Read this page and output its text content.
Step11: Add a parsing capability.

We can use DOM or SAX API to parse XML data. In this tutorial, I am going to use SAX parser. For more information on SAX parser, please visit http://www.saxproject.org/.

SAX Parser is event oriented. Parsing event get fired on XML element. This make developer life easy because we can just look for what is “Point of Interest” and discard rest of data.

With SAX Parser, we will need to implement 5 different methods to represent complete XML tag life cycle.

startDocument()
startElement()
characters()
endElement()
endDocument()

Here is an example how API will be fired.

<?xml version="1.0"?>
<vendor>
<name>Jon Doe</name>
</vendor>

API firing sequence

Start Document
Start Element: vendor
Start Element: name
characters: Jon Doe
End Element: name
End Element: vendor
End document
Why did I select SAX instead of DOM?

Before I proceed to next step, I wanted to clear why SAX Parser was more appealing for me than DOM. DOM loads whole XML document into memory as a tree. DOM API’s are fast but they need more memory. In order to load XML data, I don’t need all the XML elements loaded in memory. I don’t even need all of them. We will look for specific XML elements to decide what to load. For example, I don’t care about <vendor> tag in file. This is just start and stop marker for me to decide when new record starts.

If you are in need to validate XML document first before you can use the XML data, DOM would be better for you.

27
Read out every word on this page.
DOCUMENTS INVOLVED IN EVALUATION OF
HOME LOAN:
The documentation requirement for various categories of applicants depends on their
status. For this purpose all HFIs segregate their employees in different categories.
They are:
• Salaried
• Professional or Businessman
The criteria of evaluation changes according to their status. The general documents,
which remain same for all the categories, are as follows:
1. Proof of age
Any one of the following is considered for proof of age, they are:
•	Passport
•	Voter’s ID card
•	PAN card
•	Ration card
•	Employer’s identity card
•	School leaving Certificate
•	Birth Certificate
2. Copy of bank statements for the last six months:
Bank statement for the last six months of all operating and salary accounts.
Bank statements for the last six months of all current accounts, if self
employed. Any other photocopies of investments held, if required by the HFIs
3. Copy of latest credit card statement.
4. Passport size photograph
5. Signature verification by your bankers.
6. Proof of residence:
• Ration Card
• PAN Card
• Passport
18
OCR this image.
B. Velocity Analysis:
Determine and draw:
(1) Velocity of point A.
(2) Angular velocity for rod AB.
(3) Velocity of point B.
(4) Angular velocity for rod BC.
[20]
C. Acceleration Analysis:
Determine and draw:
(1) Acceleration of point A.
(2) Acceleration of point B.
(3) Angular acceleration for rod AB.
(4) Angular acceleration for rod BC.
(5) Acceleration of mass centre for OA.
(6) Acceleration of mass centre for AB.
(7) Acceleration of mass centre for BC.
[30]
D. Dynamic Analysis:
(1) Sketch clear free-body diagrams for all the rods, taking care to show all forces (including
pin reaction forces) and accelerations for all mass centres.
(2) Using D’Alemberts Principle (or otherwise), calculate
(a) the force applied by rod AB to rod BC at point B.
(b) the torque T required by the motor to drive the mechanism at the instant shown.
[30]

-------

= WHAT TO PRODUCE =
Give back each line above precisely as it stands.

= TASK RESULT =
Read this page and output its text content.
Step11: Add a parsing capability.

We can use DOM or SAX API to parse XML data. In this tutorial, I am going to use SAX parser. For more information on SAX parser, please visit http://www.saxproject.org/.

SAX Parser is event oriented. Parsing event get fired on XML element. This make developer life easy because we can just look for what is “Point of Interest” and discard rest of data.

With SAX Parser, we will need to implement 5 different methods to represent complete XML tag life cycle.

startDocument()
startElement()
characters()
endElement()
endDocument()

Here is an example how API will be fired.

<?xml version="1.0"?>
<vendor>
<name>Jon Doe</name>
</vendor>

API firing sequence

Start Document
Start Element: vendor
Start Element: name
characters: Jon Doe
End Element: name
End Element: vendor
End document
Why did I select SAX instead of DOM?

Before I proceed to next step, I wanted to clear why SAX Parser was more appealing for me than DOM. DOM loads whole XML document into memory as a tree. DOM API’s are fast but they need more memory. In order to load XML data, I don’t need all the XML elements loaded in memory. I don’t even need all of them. We will look for specific XML elements to decide what to load. For example, I don’t care about <vendor> tag in file. This is just start and stop marker for me to decide when new record starts.

If you are in need to validate XML document first before you can use the XML data, DOM would be better for you.

27
Read out every word on this page.
DOCUMENTS INVOLVED IN EVALUATION OF
HOME LOAN:
The documentation requirement for various categories of applicants depends on their
status. For this purpose all HFIs segregate their employees in different categories.
They are:
• Salaried
• Professional or Businessman
The criteria of evaluation changes according to their status. The general documents,
which remain same for all the categories, are as follows:
1. Proof of age
Any one of the following is considered for proof of age, they are:
•	Passport
•	Voter’s ID card
•	PAN card
•	Ration card
•	Employer’s identity card
•	School leaving Certificate
•	Birth Certificate
2. Copy of bank statements for the last six months:
Bank statement for the last six months of all operating and salary accounts.
Bank statements for the last six months of all current accounts, if self
employed. Any other photocopies of investments held, if required by the HFIs
3. Copy of latest credit card statement.
4. Passport size photograph
5. Signature verification by your bankers.
6. Proof of residence:
• Ration Card
• PAN Card
• Passport
18
OCR this image.
B. Velocity Analysis:
Determine and draw:
(1) Velocity of point A.
(2) Angular velocity for rod AB.
(3) Velocity of point B.
(4) Angular velocity for rod BC.
[20]
C. Acceleration Analysis:
Determine and draw:
(1) Acceleration of point A.
(2) Acceleration of point B.
(3) Angular acceleration for rod AB.
(4) Angular acceleration for rod BC.
(5) Acceleration of mass centre for OA.
(6) Acceleration of mass centre for AB.
(7) Acceleration of mass centre for BC.
[30]
D. Dynamic Analysis:
(1) Sketch clear free-body diagrams for all the rods, taking care to show all forces (including
pin reaction forces) and accelerations for all mass centres.
(2) Using D’Alemberts Principle (or otherwise), calculate
(a) the force applied by rod AB to rod BC at point B.
(b) the torque T required by the motor to drive the mechanism at the instant shown.
[30]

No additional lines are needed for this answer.